▶ [Short task]
Determine how many lines in the data below contain "sharing" and write only that number.

▶ [Records provided]
——————
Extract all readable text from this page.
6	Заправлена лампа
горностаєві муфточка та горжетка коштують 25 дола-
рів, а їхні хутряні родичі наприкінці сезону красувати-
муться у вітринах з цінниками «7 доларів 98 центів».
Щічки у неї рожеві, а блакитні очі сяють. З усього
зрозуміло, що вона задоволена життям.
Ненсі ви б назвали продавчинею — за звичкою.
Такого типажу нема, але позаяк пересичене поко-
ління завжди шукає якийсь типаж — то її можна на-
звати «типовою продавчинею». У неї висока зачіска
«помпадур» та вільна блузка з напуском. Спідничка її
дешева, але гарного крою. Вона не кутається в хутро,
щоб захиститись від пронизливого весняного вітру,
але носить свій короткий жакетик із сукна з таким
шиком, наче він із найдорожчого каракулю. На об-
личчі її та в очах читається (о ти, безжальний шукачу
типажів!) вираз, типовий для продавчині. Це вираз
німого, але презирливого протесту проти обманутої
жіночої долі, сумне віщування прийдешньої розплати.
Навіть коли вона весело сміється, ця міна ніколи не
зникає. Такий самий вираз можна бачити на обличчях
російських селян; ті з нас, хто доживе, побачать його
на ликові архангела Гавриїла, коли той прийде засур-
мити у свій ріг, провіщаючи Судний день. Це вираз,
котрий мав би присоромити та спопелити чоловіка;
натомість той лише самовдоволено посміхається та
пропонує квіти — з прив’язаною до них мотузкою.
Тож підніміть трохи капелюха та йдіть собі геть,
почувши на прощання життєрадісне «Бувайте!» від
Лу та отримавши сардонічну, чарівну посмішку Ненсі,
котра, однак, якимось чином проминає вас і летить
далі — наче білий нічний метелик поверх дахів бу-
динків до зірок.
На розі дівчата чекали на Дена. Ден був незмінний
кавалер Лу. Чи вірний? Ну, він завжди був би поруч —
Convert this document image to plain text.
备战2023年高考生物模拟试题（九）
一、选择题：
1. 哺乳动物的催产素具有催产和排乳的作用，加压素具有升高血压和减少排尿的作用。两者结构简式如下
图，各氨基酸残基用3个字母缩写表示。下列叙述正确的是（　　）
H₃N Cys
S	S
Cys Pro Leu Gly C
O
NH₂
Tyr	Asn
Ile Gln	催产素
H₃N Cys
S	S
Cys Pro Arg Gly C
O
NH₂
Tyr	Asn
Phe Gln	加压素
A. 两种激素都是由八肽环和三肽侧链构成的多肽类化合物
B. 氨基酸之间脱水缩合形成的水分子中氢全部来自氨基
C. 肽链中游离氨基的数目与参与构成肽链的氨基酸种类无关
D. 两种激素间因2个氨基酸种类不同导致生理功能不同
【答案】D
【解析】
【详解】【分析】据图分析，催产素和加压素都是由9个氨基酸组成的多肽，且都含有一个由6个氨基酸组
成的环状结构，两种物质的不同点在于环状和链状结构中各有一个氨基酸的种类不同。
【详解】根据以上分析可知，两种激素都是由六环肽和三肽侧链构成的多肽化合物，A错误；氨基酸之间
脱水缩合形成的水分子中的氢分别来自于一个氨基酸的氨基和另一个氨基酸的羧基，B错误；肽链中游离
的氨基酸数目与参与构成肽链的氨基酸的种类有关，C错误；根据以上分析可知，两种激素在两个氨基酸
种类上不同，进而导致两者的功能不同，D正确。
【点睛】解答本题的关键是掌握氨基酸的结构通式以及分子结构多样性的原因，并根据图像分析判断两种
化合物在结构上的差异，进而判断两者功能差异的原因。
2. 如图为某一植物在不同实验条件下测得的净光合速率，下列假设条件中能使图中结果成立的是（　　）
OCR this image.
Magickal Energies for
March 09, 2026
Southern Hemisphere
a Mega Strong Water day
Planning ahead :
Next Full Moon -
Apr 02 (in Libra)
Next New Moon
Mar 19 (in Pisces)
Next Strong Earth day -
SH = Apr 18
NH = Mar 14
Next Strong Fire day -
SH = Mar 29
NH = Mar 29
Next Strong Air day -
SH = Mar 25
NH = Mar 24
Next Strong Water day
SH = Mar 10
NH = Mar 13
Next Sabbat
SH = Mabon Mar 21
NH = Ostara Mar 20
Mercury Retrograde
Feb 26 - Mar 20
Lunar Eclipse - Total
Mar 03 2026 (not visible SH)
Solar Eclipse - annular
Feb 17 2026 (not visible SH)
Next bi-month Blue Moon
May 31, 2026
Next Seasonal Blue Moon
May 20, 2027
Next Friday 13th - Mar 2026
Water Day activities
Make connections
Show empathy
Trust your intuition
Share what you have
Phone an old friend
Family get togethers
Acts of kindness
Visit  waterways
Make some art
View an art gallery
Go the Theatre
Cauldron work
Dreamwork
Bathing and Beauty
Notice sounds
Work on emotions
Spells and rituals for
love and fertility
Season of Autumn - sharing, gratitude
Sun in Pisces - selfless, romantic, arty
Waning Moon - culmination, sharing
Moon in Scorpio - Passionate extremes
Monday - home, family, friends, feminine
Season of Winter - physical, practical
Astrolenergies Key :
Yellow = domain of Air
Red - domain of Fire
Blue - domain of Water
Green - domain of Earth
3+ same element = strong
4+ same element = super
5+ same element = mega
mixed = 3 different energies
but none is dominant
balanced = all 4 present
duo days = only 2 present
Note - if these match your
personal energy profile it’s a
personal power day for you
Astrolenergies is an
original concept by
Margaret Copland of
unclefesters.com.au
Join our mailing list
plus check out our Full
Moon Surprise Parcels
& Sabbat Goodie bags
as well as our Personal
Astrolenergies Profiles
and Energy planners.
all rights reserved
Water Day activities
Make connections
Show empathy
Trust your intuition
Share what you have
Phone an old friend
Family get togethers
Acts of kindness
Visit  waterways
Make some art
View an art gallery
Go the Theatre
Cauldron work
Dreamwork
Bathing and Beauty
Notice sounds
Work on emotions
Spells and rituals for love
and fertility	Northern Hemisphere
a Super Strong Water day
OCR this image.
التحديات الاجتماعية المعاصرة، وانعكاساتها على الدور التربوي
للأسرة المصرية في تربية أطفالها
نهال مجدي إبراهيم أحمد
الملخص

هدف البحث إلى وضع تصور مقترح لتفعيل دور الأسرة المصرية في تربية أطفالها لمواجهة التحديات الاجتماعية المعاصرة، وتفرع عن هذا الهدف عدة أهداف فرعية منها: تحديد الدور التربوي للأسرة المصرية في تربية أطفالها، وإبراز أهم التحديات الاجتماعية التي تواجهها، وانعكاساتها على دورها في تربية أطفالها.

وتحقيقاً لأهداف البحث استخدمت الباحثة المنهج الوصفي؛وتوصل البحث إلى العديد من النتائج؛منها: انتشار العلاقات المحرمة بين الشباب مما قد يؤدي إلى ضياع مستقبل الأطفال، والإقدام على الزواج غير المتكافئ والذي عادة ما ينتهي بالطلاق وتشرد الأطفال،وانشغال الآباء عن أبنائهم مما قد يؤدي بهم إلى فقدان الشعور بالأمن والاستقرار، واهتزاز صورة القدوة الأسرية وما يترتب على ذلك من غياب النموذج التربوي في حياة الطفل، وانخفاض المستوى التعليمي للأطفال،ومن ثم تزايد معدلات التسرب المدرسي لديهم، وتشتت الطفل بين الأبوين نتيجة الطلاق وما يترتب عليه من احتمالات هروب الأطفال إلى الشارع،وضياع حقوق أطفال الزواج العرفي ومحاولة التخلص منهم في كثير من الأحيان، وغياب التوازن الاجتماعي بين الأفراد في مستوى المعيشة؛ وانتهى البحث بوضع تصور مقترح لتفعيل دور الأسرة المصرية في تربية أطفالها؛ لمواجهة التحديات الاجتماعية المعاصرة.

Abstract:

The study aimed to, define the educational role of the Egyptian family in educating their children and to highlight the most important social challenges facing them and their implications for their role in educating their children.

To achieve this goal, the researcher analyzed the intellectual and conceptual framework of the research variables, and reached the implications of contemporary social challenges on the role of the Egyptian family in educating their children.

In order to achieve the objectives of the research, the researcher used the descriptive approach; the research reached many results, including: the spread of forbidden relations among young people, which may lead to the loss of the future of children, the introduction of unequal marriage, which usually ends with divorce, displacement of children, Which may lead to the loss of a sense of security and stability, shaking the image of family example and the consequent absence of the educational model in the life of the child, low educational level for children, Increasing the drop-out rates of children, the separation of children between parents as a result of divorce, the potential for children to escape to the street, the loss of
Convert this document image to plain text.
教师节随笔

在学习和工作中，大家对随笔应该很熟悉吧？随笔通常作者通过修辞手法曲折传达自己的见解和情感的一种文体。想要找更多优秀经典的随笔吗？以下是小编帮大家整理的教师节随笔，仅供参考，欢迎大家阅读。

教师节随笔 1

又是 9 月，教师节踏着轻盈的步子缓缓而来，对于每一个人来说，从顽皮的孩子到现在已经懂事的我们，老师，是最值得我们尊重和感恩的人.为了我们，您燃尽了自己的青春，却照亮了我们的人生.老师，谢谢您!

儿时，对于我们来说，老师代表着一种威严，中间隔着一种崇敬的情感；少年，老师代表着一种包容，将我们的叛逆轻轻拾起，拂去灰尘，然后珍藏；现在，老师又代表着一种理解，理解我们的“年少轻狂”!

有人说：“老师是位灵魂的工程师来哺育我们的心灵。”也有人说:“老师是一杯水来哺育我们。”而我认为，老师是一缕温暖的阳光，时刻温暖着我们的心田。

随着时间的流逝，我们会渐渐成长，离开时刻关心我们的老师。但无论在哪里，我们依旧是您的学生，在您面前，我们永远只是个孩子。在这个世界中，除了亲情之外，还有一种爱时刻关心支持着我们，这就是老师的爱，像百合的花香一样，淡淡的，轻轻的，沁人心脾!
——————
▶ [The solution]
2